**Source material**
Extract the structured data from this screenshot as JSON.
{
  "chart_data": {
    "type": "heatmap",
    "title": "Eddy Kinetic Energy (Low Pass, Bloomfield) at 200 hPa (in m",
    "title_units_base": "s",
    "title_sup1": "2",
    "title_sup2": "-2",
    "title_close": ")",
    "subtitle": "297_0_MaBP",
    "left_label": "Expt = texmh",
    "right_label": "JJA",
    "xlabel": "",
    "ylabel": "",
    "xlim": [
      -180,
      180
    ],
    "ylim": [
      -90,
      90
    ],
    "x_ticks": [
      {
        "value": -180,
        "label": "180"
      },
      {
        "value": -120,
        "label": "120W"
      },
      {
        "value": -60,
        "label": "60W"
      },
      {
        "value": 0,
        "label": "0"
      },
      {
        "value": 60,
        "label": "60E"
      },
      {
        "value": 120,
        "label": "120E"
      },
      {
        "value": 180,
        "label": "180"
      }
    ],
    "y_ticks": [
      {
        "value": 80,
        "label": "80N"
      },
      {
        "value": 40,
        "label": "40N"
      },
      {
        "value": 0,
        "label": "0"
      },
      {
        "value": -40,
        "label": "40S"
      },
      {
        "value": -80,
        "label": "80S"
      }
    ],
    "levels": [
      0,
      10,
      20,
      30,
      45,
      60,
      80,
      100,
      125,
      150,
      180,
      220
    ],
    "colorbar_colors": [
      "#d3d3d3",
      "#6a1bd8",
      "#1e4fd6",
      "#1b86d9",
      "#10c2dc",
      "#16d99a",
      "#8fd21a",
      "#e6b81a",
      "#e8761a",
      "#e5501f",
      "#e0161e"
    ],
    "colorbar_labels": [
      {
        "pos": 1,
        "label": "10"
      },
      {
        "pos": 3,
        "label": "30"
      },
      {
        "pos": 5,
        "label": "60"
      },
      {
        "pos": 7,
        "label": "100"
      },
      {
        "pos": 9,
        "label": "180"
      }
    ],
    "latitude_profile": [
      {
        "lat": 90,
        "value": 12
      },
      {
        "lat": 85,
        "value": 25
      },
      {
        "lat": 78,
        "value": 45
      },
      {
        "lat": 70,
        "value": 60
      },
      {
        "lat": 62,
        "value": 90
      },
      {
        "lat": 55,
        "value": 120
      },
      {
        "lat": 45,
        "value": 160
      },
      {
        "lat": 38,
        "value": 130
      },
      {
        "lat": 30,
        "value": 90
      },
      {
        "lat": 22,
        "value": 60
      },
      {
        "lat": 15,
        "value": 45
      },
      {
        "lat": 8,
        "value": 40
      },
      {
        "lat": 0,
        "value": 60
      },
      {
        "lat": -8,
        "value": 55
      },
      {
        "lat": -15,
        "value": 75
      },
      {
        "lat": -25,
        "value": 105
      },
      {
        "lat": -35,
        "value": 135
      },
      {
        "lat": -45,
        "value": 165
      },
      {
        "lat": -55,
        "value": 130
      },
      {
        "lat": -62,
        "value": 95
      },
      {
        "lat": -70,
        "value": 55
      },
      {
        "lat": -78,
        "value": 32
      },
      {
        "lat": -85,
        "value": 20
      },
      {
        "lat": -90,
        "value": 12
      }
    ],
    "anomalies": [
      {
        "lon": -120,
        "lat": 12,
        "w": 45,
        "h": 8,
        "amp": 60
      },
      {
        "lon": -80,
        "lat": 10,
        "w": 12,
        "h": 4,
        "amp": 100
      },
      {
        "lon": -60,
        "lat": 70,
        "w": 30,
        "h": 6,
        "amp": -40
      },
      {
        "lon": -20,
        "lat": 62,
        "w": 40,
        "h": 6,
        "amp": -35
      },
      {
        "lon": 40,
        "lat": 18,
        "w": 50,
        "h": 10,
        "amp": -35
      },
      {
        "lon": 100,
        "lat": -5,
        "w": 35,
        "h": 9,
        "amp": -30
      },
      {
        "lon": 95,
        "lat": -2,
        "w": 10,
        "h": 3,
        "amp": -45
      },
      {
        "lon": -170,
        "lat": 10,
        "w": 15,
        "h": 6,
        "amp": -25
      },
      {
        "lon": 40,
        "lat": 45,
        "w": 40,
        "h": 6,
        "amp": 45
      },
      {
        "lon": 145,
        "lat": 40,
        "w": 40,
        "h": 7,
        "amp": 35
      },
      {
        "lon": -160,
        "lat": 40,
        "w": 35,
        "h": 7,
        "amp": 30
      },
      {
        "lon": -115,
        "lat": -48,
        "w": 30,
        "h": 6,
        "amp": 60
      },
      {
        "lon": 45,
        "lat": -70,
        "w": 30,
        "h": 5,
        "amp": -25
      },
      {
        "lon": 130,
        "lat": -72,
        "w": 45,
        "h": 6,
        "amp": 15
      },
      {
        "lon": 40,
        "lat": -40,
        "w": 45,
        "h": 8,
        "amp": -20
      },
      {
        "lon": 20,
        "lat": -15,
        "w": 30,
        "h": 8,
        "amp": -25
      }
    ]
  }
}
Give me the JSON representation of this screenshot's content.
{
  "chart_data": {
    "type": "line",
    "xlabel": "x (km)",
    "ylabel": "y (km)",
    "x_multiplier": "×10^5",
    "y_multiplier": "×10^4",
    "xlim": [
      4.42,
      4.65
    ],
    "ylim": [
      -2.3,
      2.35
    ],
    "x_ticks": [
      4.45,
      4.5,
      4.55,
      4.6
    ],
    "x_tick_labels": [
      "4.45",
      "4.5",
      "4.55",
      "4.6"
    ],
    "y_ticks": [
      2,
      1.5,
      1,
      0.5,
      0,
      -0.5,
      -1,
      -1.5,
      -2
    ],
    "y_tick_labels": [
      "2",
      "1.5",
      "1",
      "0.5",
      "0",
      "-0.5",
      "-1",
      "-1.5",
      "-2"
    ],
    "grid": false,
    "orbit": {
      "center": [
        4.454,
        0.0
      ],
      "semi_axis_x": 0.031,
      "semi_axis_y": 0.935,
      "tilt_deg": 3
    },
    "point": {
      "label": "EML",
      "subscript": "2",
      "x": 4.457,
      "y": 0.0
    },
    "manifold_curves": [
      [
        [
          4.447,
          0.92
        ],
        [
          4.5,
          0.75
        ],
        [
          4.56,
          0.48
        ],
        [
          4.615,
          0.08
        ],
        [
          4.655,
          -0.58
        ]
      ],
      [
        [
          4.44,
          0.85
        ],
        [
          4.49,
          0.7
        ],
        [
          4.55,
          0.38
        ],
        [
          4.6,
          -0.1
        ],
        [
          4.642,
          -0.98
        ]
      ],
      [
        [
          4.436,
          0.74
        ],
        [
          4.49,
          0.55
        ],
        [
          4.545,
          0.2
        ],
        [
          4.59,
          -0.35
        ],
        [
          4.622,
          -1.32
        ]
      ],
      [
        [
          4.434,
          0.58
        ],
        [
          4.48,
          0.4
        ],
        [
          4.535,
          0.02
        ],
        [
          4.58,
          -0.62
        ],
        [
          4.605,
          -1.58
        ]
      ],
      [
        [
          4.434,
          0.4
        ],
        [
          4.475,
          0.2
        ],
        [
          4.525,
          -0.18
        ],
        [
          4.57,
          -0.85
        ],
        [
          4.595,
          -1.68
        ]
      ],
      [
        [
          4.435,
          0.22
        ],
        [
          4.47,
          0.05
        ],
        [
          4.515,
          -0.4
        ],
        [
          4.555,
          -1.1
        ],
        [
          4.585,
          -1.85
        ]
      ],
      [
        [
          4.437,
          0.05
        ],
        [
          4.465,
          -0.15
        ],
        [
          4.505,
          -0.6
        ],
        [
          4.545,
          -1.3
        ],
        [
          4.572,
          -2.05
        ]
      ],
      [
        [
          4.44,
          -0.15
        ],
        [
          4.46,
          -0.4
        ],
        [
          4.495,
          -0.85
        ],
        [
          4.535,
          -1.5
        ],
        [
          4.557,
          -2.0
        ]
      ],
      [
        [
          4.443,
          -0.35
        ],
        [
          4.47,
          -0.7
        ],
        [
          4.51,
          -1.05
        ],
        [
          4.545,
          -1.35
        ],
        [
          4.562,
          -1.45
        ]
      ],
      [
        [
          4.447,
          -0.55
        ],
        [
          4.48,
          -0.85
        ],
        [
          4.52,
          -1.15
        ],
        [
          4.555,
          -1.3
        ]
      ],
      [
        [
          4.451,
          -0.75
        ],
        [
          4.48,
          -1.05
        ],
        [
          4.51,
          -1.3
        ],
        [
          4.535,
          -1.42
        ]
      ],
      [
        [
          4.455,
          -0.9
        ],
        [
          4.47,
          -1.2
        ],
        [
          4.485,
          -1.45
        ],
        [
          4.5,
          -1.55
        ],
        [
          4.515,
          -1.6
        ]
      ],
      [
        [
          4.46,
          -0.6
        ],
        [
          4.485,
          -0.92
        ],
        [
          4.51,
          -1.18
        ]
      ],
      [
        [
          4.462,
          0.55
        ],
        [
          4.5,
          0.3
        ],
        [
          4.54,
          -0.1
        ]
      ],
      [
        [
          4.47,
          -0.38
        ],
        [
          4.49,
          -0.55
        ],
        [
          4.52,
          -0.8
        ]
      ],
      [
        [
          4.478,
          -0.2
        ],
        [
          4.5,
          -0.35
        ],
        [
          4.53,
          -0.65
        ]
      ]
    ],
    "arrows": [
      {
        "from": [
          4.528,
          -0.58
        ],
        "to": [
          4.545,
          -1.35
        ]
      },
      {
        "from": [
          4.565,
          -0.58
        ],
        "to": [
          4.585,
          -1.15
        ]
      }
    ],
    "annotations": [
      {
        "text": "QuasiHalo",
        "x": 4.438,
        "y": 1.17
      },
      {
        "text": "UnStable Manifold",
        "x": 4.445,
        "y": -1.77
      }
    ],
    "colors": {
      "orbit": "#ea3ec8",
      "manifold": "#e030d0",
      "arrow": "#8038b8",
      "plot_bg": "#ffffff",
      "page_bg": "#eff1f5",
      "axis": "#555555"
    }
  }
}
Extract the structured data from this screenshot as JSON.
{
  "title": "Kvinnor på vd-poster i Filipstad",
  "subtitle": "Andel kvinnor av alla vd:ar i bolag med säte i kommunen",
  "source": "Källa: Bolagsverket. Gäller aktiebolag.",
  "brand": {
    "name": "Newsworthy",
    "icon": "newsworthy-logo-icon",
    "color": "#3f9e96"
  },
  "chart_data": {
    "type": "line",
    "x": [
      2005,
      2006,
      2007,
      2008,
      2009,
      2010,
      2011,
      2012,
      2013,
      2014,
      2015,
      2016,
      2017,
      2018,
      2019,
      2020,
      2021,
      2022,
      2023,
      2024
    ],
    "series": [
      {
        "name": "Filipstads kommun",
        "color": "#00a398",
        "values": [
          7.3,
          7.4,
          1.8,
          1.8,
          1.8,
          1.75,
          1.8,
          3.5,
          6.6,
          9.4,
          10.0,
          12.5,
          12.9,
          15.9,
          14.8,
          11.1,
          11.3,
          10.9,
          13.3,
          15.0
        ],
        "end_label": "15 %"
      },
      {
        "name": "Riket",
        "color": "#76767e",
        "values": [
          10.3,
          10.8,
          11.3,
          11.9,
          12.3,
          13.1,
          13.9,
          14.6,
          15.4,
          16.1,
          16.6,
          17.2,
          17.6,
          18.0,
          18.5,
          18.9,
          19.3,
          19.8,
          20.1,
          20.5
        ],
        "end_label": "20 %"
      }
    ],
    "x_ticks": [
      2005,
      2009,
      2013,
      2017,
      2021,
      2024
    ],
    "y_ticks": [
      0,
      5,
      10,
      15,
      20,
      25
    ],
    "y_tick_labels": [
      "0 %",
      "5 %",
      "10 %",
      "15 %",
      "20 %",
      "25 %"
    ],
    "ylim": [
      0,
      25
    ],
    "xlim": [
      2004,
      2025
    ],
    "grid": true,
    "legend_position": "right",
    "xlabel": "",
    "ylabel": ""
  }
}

**What to do**
Find every line in the entries that includes the word "text", then state how many there are and nothing else.

**Finished task**
2